(Task objective): Copy each line below that includes "stats".

(Data shown):
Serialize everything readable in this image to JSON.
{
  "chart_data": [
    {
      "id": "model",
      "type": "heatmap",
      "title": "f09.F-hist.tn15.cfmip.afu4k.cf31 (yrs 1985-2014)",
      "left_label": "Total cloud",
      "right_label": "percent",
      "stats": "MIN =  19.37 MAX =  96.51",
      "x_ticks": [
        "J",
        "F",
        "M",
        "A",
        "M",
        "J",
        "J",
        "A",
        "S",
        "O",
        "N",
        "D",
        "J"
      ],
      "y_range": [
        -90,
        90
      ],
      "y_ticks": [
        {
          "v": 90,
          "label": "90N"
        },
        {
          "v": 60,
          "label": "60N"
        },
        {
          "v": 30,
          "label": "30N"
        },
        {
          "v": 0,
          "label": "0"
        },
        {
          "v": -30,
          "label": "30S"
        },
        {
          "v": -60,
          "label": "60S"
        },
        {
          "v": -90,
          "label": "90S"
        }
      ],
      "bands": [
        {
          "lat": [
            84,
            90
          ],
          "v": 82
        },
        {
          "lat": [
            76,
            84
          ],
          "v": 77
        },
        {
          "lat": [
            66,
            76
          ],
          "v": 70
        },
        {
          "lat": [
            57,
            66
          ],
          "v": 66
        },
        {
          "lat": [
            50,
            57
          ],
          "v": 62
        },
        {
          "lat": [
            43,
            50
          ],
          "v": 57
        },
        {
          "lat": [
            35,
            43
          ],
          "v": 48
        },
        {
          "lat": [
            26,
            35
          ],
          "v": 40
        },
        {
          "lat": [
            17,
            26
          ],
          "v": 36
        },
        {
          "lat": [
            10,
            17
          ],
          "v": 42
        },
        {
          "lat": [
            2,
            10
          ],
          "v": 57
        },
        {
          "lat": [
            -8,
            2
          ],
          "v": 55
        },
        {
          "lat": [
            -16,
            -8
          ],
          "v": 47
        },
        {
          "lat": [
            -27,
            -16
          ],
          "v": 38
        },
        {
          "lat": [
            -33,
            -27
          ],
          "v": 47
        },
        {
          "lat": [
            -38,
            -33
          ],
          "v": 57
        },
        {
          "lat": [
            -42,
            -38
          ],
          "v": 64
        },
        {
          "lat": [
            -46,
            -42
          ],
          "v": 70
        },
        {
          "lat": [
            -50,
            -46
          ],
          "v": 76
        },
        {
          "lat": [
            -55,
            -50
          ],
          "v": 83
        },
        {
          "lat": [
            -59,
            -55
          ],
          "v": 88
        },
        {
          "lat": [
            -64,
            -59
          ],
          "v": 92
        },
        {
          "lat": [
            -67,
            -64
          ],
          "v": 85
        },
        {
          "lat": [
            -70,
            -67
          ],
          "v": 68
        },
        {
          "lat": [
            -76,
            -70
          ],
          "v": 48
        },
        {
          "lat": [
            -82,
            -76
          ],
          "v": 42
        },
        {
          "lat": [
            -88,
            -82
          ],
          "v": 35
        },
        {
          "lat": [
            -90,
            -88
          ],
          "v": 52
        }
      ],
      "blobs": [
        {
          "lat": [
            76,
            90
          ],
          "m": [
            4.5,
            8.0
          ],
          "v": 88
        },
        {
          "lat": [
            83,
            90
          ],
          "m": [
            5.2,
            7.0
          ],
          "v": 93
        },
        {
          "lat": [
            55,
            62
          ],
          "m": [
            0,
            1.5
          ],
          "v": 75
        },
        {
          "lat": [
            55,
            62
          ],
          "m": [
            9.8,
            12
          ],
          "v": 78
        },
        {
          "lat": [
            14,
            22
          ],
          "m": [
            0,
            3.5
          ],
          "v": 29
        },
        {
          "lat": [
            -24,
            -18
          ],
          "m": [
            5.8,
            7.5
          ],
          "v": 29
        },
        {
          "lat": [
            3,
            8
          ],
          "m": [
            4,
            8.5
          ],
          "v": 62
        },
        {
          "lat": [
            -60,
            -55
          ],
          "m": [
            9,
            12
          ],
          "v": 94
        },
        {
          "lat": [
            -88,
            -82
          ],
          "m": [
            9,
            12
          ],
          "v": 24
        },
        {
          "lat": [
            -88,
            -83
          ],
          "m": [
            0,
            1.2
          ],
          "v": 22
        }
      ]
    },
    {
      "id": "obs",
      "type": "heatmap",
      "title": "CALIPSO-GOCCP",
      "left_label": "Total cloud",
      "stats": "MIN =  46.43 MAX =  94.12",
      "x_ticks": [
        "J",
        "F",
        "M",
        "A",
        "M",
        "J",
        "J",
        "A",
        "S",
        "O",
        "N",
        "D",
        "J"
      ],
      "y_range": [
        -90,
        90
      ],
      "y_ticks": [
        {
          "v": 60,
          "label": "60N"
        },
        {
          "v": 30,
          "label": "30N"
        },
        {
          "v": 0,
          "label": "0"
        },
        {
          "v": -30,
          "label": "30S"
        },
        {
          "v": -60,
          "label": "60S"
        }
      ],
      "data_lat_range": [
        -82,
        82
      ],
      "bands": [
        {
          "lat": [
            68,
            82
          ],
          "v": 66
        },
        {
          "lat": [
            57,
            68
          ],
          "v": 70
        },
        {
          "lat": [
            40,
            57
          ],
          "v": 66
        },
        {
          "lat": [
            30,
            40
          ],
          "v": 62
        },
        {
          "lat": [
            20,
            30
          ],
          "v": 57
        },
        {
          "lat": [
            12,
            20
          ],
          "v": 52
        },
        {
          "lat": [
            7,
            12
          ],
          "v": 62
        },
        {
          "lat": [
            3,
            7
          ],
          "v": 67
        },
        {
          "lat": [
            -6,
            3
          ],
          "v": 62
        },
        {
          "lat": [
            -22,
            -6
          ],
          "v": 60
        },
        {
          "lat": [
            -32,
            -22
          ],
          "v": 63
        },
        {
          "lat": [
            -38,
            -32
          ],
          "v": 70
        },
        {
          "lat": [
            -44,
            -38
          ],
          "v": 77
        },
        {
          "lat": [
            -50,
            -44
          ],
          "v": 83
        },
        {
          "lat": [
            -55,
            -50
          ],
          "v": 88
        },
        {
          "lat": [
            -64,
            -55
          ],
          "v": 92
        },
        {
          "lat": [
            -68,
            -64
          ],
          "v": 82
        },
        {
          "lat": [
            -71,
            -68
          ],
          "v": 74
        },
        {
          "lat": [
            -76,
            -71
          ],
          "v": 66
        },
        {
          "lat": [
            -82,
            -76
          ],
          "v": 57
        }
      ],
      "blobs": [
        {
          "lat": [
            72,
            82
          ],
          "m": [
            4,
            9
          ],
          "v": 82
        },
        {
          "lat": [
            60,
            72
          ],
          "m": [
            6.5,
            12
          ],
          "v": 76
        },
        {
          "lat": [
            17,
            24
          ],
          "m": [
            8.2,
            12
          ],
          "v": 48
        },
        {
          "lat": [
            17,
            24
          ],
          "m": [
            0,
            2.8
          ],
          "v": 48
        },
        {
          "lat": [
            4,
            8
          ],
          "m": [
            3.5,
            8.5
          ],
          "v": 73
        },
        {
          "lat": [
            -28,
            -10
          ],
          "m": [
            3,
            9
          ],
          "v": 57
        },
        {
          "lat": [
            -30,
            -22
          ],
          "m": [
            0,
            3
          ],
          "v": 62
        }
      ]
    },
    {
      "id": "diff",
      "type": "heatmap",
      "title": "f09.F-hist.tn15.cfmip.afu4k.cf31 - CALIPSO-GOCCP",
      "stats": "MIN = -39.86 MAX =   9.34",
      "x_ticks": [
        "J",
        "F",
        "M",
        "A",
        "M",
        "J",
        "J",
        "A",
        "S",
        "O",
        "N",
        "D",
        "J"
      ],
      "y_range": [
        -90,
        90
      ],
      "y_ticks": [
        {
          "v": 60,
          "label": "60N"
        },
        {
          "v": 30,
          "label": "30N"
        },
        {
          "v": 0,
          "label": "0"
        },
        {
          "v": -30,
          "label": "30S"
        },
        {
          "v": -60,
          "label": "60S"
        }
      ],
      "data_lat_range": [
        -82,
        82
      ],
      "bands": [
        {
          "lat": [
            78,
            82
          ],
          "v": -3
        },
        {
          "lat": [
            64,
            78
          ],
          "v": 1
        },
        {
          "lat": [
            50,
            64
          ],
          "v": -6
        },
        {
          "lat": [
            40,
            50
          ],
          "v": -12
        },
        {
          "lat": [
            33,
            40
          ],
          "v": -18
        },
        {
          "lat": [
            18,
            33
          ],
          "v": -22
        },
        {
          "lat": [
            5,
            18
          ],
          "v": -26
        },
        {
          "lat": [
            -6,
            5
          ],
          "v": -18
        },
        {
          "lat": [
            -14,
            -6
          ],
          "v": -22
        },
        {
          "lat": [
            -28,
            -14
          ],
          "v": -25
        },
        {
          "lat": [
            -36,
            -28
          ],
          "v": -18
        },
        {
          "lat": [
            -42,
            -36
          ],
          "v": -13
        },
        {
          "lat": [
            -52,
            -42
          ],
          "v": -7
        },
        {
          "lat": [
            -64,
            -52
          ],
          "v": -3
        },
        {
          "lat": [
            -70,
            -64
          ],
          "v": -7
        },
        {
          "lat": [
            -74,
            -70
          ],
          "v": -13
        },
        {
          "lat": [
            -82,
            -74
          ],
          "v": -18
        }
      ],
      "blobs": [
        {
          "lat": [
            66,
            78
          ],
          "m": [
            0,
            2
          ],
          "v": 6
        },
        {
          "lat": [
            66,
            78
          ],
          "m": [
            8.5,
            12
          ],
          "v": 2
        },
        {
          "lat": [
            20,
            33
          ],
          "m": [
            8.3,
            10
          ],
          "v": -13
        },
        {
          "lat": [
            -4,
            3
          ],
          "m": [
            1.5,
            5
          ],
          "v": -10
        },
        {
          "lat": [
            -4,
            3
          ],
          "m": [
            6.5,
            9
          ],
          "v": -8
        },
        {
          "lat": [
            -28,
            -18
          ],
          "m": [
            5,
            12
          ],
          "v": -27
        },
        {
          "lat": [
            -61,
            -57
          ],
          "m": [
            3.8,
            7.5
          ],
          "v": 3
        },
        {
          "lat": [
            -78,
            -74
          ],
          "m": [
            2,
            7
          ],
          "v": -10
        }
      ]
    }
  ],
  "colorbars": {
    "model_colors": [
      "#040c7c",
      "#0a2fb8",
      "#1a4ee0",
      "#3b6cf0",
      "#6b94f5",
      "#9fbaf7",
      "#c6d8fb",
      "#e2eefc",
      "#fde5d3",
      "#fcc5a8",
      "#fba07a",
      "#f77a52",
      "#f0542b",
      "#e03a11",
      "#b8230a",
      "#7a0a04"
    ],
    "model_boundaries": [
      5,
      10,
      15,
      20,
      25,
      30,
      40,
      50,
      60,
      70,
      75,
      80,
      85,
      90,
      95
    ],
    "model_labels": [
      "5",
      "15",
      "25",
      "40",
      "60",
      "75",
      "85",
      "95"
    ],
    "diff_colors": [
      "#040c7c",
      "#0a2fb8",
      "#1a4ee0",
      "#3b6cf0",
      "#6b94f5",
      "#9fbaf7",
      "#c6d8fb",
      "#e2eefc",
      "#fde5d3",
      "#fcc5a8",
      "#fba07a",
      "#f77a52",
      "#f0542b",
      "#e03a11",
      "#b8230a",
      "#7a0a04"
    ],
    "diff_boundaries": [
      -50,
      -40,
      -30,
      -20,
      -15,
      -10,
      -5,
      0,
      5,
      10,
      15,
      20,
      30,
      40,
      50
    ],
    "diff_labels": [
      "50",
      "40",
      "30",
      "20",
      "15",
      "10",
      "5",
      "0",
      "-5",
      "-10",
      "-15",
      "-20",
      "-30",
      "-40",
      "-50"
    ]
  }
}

(Result of the exercise):
      "stats": "MIN =  19.37 MAX =  96.51",
      "stats": "MIN =  46.43 MAX =  94.12",
      "stats": "MIN = -39.86 MAX =   9.34",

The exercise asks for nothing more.